▶ Texto dado
Una impresora 3D y el plástico más común, el PLA. A Guillermo Martínez y al resto del equipo de Ayúdame3D no les hace falta nada más para mejorar la vida de las personas. Su último artilugio se llama Trésdesis Vicky y está dirigido a personas sin codo. Martínez, antes dedicado a los juguetes, se encarga de la gestión de beneficiarios y helpers3D en Ayúdame3D y desde la quinta edición del Digital Summit del grupo Iberdrola celebrada en el Campus de San Agustín del Guadalix (Madrid) nos anima a realizar donaciones al proyecto.

En pocas palabras, ¿qué es una trésdesis?

Una trésdesis es un brazo impreso en 3D dirigido a aquellas personas, de cualquier lugar del mundo, que lo necesitan y no se lo pueden permitir.

Las prótesis 3D ya existían, ¿cómo decidiste involucrarte en ese mundo? ¿Qué valor aportáis?

Entré en el mundo de la impresión 3D casi por casualidad. Llevaba tiempo estudiando diseño 3D y quería aprender cómo funcionaba. A través de Internet vi cómo había gente que ayudaba a personas sin dedos y quise aportar un valor. Por ejemplo, desarrollamos el primer brazo para personas sin codo que sin electrónica permite a una persona agarrar objetos.

▶ Datos proporcionados
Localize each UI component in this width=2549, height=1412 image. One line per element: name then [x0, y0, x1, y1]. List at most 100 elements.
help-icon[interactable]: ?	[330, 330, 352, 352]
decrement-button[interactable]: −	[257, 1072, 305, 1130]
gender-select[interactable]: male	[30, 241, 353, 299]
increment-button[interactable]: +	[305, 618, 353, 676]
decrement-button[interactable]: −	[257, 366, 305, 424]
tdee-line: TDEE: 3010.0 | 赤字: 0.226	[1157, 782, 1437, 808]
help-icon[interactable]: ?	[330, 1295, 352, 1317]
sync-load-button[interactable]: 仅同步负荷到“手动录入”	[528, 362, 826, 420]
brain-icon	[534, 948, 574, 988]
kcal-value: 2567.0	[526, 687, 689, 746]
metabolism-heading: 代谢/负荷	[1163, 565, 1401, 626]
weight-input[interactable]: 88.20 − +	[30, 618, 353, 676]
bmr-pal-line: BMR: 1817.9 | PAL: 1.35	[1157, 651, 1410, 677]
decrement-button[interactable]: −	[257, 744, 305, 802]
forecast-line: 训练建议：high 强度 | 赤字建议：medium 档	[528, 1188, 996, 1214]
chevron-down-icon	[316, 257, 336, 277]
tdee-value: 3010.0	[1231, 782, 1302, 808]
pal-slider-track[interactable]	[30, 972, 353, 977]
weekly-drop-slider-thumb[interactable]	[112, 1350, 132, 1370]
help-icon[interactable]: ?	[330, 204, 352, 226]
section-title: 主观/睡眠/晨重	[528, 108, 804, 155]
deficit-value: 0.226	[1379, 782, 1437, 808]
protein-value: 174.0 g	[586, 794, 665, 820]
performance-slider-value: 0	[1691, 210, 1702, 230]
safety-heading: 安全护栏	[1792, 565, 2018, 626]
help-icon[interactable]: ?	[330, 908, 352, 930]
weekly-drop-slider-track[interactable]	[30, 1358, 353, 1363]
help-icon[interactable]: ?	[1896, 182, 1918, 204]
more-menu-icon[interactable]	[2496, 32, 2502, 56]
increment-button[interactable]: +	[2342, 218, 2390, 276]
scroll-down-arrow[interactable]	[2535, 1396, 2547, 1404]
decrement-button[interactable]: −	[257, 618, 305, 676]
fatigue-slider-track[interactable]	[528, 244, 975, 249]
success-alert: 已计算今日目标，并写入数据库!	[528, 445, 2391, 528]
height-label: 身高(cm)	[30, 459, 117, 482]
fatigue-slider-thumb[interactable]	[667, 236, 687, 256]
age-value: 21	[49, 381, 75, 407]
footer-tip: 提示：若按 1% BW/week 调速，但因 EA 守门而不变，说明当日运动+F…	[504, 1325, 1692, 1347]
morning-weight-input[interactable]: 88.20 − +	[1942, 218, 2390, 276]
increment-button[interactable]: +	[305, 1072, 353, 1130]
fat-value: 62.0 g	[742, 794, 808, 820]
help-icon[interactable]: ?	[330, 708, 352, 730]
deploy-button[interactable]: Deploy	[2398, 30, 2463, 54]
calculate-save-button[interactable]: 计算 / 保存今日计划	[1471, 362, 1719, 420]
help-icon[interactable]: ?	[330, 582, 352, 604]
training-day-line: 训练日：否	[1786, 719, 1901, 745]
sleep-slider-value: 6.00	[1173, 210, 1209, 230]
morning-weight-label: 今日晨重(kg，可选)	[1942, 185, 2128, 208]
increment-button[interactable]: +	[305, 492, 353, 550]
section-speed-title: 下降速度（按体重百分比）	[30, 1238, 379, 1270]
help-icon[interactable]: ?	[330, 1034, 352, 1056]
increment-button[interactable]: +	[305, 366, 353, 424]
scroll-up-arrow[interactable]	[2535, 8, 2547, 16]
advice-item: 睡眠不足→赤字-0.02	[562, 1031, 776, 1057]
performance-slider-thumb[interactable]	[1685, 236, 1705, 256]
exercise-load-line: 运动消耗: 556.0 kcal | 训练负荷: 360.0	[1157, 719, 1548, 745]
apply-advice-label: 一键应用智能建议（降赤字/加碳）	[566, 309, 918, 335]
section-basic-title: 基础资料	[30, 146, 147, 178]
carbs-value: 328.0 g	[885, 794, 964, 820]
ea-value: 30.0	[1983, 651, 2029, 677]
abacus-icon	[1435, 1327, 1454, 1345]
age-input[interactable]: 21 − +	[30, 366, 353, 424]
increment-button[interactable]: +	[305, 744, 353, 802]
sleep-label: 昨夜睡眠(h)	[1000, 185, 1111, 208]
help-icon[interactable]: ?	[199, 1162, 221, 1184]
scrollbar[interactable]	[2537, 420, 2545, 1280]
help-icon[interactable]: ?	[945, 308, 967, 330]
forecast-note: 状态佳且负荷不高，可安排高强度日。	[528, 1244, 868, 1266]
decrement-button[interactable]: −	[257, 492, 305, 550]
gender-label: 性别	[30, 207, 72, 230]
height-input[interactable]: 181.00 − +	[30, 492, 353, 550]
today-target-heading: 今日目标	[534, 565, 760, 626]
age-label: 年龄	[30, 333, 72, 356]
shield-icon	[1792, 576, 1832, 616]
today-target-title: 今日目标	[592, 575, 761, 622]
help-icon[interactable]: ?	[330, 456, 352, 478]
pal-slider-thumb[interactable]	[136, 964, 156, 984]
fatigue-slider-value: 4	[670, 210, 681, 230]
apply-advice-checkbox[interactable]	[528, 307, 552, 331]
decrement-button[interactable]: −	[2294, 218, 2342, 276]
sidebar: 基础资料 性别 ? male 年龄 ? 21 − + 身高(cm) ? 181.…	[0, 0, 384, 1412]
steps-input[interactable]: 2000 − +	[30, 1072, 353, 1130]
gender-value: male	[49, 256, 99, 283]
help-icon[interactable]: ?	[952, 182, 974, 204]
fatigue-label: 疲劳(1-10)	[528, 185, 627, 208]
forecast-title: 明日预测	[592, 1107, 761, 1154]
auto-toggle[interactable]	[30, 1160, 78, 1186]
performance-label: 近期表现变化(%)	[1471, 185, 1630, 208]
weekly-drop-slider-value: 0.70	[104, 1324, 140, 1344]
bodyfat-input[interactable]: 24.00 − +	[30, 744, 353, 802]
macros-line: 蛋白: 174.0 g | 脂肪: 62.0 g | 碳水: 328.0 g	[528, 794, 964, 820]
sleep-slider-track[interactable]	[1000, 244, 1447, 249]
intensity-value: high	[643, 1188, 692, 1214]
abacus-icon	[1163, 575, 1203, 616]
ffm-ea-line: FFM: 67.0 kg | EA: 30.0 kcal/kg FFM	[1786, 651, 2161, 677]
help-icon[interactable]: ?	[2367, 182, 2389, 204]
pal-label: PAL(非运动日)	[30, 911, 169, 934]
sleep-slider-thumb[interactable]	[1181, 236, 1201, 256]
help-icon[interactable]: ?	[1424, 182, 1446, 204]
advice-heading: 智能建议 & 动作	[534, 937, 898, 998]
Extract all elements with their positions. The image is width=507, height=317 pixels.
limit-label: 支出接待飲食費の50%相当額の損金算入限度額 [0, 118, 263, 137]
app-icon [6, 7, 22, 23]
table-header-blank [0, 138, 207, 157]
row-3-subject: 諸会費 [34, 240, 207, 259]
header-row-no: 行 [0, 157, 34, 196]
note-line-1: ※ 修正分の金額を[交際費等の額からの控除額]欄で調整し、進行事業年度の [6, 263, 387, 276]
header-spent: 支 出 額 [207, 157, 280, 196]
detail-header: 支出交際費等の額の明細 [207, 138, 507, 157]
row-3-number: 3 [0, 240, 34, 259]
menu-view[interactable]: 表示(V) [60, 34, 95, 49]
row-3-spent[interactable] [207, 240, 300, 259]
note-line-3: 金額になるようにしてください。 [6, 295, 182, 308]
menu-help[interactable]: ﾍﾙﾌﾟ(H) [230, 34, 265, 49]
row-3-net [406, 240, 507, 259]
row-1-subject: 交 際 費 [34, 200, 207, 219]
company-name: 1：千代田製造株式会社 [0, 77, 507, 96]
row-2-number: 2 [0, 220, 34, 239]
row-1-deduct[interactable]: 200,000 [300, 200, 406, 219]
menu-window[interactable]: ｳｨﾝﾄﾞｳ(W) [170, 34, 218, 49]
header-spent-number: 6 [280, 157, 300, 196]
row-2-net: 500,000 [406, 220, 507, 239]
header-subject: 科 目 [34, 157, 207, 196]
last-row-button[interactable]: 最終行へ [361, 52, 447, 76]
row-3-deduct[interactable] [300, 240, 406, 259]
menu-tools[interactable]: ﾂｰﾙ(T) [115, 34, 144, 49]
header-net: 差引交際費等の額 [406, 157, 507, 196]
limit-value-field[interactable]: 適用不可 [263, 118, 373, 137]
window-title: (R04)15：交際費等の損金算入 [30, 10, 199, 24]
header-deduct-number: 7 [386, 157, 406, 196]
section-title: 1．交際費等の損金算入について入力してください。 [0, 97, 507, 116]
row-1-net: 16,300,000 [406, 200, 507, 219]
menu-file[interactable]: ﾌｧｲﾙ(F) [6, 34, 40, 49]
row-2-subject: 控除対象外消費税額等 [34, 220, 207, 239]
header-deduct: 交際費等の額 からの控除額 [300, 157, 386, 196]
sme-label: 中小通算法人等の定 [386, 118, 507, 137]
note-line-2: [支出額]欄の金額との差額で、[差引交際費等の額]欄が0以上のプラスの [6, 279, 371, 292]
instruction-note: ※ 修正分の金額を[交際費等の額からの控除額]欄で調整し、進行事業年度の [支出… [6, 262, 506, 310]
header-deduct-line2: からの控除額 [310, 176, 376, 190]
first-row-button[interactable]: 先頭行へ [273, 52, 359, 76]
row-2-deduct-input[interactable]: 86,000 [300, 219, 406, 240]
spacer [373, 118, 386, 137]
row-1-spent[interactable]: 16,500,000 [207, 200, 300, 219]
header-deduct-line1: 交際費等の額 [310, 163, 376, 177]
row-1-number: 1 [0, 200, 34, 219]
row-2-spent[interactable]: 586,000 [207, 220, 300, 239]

▶ Consigna
Reproduce sin cambios todo el texto sobre Ayúdame3D, desde "Entré en el" hasta "persona agarrar objetos.".

▶ Solución desarrollada
Entré en el mundo de la impresión 3D casi por casualidad. Llevaba tiempo estudiando diseño 3D y quería aprender cómo funcionaba. A través de Internet vi cómo había gente que ayudaba a personas sin dedos y quise aportar un valor. Por ejemplo, desarrollamos el primer brazo para personas sin codo que sin electrónica permite a una persona agarrar objetos.